▶ _Data items_:
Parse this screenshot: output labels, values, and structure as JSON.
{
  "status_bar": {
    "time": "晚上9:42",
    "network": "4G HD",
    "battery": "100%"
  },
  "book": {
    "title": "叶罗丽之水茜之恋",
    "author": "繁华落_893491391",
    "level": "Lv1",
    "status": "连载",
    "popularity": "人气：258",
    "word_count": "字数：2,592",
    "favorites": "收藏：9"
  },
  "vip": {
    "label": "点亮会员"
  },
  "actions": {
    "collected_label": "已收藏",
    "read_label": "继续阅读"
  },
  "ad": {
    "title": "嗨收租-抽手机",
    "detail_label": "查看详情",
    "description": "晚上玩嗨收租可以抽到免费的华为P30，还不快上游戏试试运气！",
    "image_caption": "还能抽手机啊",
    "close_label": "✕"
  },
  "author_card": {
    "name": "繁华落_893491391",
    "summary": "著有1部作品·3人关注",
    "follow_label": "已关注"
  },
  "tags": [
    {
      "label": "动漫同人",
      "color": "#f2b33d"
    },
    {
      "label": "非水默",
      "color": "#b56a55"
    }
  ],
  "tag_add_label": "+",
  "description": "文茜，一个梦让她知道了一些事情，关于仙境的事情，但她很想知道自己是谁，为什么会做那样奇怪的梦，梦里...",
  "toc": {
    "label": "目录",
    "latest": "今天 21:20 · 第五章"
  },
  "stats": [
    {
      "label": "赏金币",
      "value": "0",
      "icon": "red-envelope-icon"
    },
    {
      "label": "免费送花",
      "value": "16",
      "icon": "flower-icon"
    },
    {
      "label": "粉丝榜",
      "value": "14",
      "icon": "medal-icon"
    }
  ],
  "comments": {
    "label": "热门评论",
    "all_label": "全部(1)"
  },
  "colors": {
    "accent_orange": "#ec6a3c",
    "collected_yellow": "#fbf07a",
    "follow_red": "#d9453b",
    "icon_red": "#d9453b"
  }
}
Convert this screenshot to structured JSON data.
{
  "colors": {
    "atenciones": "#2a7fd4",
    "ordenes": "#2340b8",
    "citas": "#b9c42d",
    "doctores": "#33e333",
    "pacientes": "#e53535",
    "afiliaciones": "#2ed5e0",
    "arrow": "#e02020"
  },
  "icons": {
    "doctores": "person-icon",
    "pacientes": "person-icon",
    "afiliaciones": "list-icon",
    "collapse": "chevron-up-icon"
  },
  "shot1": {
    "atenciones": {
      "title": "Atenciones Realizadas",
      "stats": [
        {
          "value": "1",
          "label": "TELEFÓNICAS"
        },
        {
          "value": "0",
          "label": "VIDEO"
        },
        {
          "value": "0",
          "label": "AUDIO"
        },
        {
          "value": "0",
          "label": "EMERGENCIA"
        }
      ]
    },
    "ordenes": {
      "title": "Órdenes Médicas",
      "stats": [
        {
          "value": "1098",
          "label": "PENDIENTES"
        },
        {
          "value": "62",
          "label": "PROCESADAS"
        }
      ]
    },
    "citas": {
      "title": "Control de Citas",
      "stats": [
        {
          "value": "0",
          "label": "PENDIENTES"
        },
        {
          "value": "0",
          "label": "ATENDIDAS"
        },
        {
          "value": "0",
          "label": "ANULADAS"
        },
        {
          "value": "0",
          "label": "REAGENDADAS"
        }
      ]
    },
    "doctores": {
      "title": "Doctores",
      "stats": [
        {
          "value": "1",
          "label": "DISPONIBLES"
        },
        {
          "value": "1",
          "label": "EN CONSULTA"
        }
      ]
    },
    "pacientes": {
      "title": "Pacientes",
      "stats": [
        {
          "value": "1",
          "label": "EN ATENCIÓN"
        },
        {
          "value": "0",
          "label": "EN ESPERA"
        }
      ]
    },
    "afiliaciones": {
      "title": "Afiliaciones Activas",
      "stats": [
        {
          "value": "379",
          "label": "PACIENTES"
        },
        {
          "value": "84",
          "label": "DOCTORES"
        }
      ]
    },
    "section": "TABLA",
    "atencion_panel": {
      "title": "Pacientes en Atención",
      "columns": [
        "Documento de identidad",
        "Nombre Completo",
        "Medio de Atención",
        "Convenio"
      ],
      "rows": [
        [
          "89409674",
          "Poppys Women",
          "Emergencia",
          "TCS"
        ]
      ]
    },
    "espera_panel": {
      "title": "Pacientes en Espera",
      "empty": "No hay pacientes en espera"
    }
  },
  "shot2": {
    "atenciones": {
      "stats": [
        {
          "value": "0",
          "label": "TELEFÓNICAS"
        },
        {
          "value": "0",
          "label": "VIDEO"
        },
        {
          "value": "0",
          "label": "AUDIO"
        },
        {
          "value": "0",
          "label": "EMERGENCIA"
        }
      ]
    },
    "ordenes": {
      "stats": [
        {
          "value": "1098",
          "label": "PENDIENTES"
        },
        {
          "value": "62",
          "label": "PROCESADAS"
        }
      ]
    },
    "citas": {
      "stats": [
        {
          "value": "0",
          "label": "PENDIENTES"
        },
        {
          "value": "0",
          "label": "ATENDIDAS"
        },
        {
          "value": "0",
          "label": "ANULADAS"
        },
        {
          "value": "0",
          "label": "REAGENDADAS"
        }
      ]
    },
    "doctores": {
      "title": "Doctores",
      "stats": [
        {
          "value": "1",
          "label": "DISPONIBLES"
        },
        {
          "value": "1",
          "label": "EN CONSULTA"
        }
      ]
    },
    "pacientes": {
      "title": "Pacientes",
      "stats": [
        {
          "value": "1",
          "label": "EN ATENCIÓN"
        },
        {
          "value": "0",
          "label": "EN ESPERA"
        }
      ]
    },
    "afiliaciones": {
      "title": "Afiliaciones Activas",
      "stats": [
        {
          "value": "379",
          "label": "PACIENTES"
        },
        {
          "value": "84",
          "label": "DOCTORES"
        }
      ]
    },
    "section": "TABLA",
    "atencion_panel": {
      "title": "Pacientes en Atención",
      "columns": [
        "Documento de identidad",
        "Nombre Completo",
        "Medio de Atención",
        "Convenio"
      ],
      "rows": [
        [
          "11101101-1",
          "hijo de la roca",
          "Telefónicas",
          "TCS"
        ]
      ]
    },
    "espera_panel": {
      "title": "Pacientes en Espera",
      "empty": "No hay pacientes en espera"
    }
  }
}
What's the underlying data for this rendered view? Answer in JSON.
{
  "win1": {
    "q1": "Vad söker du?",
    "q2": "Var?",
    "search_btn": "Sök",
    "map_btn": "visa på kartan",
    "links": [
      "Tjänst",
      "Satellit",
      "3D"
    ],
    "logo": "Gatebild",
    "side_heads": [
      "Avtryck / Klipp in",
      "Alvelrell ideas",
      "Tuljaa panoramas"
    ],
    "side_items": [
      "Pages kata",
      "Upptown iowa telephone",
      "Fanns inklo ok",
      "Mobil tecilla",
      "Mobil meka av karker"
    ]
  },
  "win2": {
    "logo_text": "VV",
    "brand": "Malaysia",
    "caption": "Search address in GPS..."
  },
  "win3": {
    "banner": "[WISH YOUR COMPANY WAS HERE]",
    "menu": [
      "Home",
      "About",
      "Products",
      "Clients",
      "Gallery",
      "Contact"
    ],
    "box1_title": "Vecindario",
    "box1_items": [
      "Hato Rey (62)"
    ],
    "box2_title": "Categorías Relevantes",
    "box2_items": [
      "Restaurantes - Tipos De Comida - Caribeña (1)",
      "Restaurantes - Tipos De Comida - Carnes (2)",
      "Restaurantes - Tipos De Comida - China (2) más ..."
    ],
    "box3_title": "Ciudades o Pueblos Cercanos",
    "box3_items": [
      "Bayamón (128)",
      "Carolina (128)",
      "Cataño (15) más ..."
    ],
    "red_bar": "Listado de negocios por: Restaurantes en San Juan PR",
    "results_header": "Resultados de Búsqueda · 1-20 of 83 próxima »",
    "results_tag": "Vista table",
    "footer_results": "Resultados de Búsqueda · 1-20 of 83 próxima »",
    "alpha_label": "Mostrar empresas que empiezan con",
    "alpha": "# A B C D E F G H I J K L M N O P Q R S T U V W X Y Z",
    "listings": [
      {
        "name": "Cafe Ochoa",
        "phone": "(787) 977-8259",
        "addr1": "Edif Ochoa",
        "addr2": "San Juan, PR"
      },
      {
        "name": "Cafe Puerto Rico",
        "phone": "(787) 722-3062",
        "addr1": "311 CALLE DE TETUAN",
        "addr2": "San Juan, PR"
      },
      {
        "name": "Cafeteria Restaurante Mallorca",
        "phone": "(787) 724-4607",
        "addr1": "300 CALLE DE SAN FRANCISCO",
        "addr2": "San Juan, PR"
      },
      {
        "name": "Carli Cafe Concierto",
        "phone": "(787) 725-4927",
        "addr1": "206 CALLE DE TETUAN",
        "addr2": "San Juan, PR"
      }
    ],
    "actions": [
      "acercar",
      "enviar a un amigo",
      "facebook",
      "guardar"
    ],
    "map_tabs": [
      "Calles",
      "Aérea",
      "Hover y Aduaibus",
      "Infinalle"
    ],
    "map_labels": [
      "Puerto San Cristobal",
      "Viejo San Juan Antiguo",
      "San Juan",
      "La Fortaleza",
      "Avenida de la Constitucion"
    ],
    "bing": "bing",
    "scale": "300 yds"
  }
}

▶ _TASK BRIEF_:
Show, from the material above, each line that includes the string "Restaurantes".

▶ _ANSWER_:
      "Restaurantes - Tipos De Comida - Caribeña (1)",
      "Restaurantes - Tipos De Comida - Carnes (2)",
      "Restaurantes - Tipos De Comida - China (2) más ..."
    "red_bar": "Listado de negocios por: Restaurantes en San Juan PR",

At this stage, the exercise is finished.